* **Item position entries**
┌──

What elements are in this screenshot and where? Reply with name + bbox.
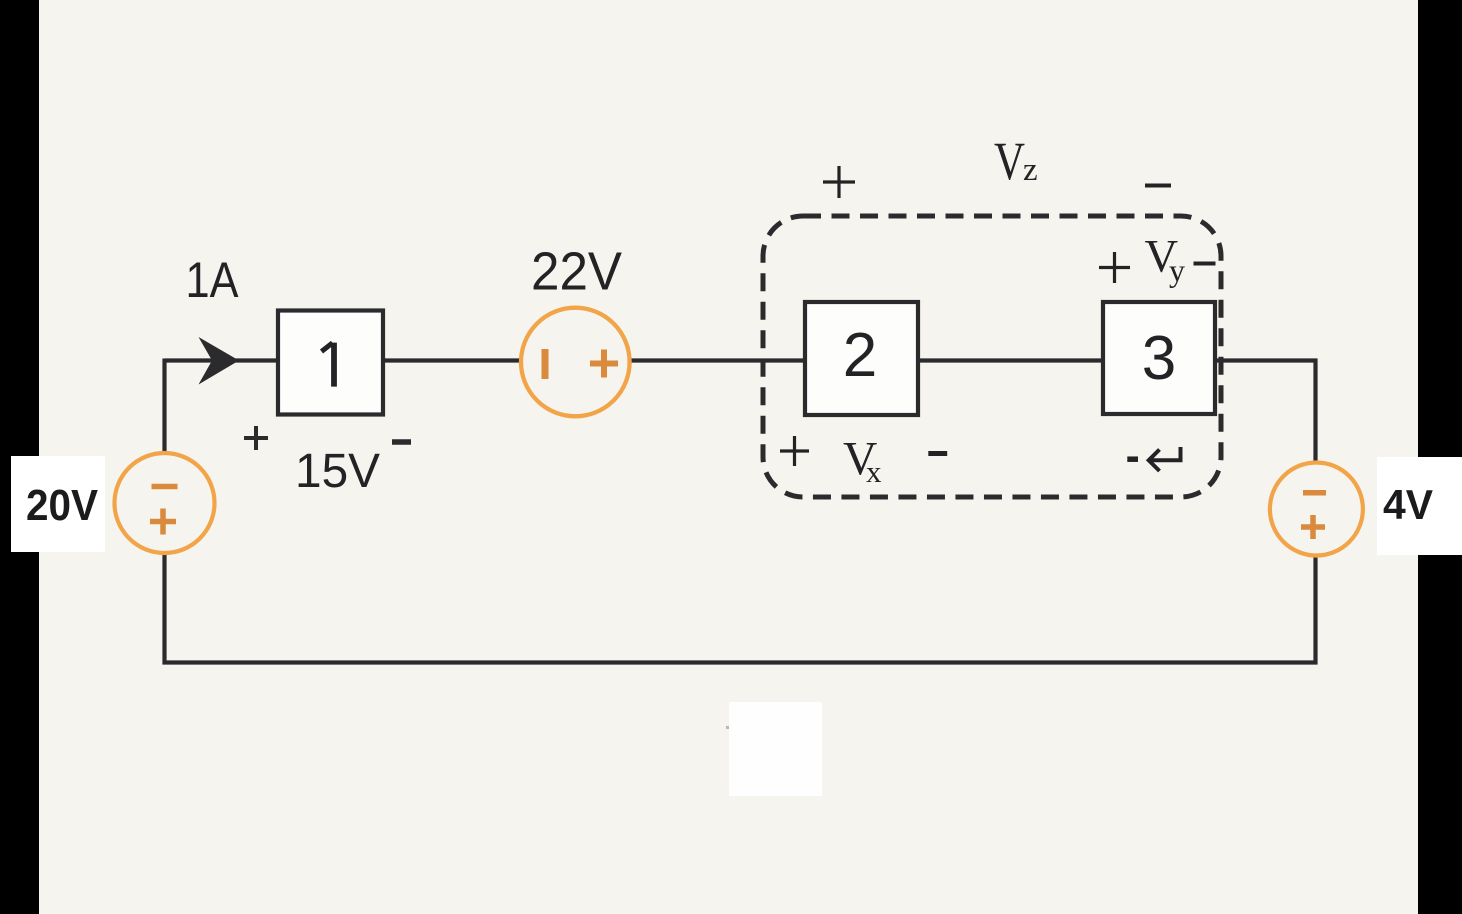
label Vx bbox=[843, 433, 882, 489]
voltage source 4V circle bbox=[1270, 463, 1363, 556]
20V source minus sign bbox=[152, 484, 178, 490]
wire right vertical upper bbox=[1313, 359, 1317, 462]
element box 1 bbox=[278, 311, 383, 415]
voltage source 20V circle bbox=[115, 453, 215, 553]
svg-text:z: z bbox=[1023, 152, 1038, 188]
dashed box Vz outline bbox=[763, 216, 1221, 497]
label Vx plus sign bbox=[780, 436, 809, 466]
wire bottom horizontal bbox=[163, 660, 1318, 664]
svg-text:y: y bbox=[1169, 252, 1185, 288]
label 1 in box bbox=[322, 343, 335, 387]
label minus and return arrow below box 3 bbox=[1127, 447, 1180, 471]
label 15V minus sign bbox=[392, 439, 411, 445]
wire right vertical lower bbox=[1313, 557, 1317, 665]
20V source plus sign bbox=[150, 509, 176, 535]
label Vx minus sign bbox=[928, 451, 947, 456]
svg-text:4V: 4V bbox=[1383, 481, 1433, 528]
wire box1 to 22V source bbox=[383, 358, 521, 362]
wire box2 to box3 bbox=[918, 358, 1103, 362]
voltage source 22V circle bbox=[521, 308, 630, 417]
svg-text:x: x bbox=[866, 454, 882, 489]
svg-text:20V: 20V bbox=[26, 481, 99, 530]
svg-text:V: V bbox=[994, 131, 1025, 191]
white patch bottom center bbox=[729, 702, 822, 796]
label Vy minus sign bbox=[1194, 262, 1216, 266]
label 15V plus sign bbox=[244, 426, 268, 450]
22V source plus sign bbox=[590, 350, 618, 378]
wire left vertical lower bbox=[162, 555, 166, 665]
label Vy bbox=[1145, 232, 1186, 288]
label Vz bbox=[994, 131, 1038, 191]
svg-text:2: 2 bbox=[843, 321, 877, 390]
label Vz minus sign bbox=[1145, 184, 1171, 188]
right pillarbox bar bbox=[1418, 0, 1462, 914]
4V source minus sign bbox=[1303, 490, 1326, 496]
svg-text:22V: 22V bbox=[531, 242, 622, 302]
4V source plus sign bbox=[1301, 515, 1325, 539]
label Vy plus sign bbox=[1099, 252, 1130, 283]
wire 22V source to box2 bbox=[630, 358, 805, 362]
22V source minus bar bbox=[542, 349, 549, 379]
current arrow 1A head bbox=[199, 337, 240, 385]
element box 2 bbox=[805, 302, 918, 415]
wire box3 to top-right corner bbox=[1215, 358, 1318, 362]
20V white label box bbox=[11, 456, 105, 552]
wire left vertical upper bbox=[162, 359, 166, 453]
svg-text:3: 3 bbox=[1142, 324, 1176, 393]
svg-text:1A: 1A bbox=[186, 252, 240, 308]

└──

* **Requirements**
Copy the rows word for word, starting at the line containing "label Vx bbox=[843, 433, 882, 489]" and ending at the line containing "label Vx plus sign bbox=[780, 436, 809, 466]".

* **Solution**
label Vx bbox=[843, 433, 882, 489]
voltage source 4V circle bbox=[1270, 463, 1363, 556]
20V source minus sign bbox=[152, 484, 178, 490]
wire right vertical upper bbox=[1313, 359, 1317, 462]
element box 1 bbox=[278, 311, 383, 415]
voltage source 20V circle bbox=[115, 453, 215, 553]
svg-text:z: z bbox=[1023, 152, 1038, 188]
dashed box Vz outline bbox=[763, 216, 1221, 497]
label Vx plus sign bbox=[780, 436, 809, 466]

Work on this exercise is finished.